§ GOAL
Review the listing and copy each line that holds the word "자기소개서".

§ PROVIDED RECORDS
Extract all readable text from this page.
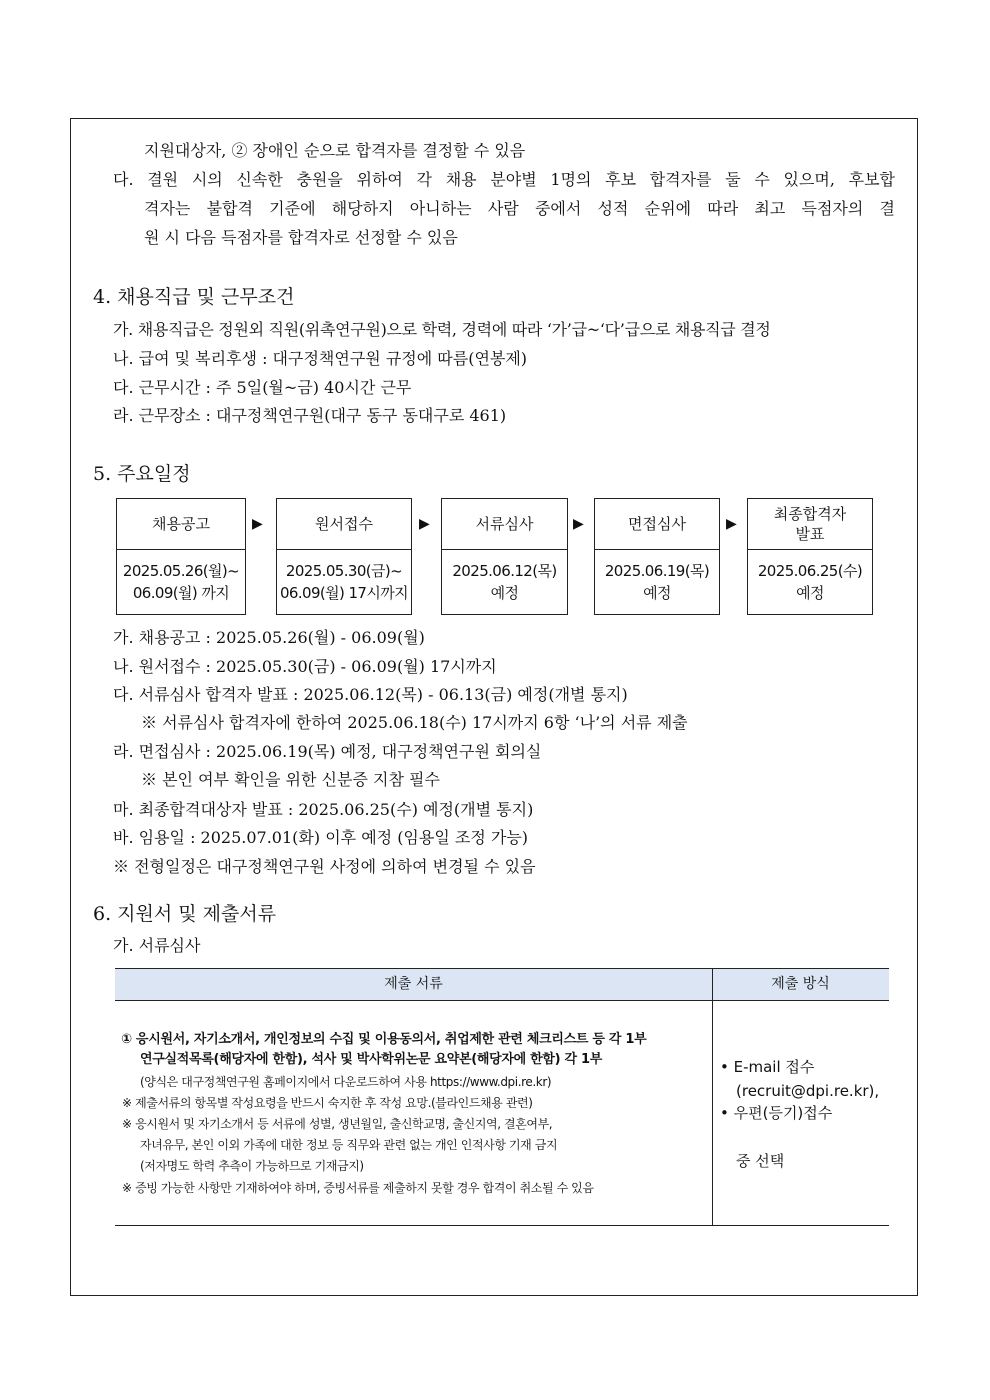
지원대상자, ② 장애인 순으로 합격자를 결정할 수 있음
다. 결원 시의 신속한 충원을 위하여 각 채용 분야별 1명의 후보 합격자를 둘 수 있으며, 후보합
격자는 불합격 기준에 해당하지 아니하는 사람 중에서 성적 순위에 따라 최고 득점자의 결
원 시 다음 득점자를 합격자로 선정할 수 있음
4. 채용직급 및 근무조건
가. 채용직급은 정원외 직원(위촉연구원)으로 학력, 경력에 따라 ‘가’급~‘다’급으로 채용직급 결정
나. 급여 및 복리후생 : 대구정책연구원 규정에 따름(연봉제)
다. 근무시간 : 주 5일(월~금) 40시간 근무
라. 근무장소 : 대구정책연구원(대구 동구 동대구로 461)
5. 주요일정
채용공고
2025.05.26(월)~
06.09(월) 까지
▶	원서접수
2025.05.30(금)~
06.09(월) 17시까지
▶	서류심사
2025.06.12(목)
예정
▶	면접심사
2025.06.19(목)
예정
▶
최종합격자
발표
2025.06.25(수)
예정
가. 채용공고 : 2025.05.26(월) - 06.09(월)
나. 원서접수 : 2025.05.30(금) - 06.09(월) 17시까지
다. 서류심사 합격자 발표 : 2025.06.12(목) - 06.13(금) 예정(개별 통지)
※ 서류심사 합격자에 한하여 2025.06.18(수) 17시까지 6항 ‘나’의 서류 제출
라. 면접심사 : 2025.06.19(목) 예정, 대구정책연구원 회의실
※ 본인 여부 확인을 위한 신분증 지참 필수
마. 최종합격대상자 발표 : 2025.06.25(수) 예정(개별 통지)
바. 임용일 : 2025.07.01(화) 이후 예정 (임용일 조정 가능)
※ 전형일정은 대구정책연구원 사정에 의하여 변경될 수 있음
6. 지원서 및 제출서류
가. 서류심사
제출 서류	제출 방식
① 응시원서, 자기소개서, 개인정보의 수집 및 이용동의서, 취업제한 관련 체크리스트 등 각 1부
연구실적목록(해당자에 한함), 석사 및 박사학위논문 요약본(해당자에 한함) 각 1부
(양식은 대구정책연구원 홈페이지에서 다운로드하여 사용 https://www.dpi.re.kr)
※ 제출서류의 항목별 작성요령을 반드시 숙지한 후 작성 요망.(블라인드채용 관련)
※ 응시원서 및 자기소개서 등 서류에 성별, 생년월일, 출신학교명, 출신지역, 결혼여부,
자녀유무, 본인 이외 가족에 대한 정보 등 직무와 관련 없는 개인 인적사항 기재 금지
(저자명도 학력 추측이 가능하므로 기재금지)
※ 증빙 가능한 사항만 기재하여야 하며, 증빙서류를 제출하지 못할 경우 합격이 취소될 수 있음
• E-mail 접수
(recruit@dpi.re.kr),
• 우편(등기)접수
중 선택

§ EXERCISE RESPONSE
① 응시원서, 자기소개서, 개인정보의 수집 및 이용동의서, 취업제한 관련 체크리스트 등 각 1부
※ 응시원서 및 자기소개서 등 서류에 성별, 생년월일, 출신학교명, 출신지역, 결혼여부,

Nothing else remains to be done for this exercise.